WRITTEN REQUEST
Find "Convert this document image to plain text." in the data, then restate the line it sits in and every later line word for word, ending with the last line.

DATA SHOWN
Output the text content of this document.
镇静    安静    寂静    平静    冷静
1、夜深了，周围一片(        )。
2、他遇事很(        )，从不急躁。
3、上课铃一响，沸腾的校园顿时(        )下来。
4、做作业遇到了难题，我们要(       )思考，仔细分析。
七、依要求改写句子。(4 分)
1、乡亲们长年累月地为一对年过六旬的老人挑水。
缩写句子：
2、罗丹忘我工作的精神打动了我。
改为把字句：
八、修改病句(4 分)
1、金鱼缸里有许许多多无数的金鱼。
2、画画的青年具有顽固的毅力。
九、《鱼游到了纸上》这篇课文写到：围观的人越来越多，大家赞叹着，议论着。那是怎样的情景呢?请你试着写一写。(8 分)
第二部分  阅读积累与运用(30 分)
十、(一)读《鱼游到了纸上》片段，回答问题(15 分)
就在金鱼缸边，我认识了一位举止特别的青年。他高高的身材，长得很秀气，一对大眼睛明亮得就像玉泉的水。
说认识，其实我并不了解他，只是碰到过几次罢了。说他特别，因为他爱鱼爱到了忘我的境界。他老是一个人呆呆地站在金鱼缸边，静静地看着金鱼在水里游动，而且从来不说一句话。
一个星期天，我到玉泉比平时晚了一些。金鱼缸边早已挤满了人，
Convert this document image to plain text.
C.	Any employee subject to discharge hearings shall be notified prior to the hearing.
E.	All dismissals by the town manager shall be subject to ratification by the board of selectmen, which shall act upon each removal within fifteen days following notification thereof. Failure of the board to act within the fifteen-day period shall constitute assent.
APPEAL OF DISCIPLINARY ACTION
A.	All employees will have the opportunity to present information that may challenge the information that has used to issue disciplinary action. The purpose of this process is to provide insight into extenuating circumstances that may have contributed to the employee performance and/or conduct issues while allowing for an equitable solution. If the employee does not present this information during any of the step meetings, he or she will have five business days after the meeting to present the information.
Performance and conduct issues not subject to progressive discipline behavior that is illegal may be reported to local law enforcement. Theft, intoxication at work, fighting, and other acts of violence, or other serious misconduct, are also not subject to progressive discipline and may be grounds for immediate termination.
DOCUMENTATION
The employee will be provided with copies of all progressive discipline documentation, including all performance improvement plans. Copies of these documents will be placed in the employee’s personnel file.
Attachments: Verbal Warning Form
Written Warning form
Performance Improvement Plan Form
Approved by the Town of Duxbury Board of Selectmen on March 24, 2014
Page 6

WRITTEN ANSWER
Convert this document image to plain text.
C.	Any employee subject to discharge hearings shall be notified prior to the hearing.
E.	All dismissals by the town manager shall be subject to ratification by the board of selectmen, which shall act upon each removal within fifteen days following notification thereof. Failure of the board to act within the fifteen-day period shall constitute assent.
APPEAL OF DISCIPLINARY ACTION
A.	All employees will have the opportunity to present information that may challenge the information that has used to issue disciplinary action. The purpose of this process is to provide insight into extenuating circumstances that may have contributed to the employee performance and/or conduct issues while allowing for an equitable solution. If the employee does not present this information during any of the step meetings, he or she will have five business days after the meeting to present the information.
Performance and conduct issues not subject to progressive discipline behavior that is illegal may be reported to local law enforcement. Theft, intoxication at work, fighting, and other acts of violence, or other serious misconduct, are also not subject to progressive discipline and may be grounds for immediate termination.
DOCUMENTATION
The employee will be provided with copies of all progressive discipline documentation, including all performance improvement plans. Copies of these documents will be placed in the employee’s personnel file.
Attachments: Verbal Warning Form
Written Warning form
Performance Improvement Plan Form
Approved by the Town of Duxbury Board of Selectmen on March 24, 2014
Page 6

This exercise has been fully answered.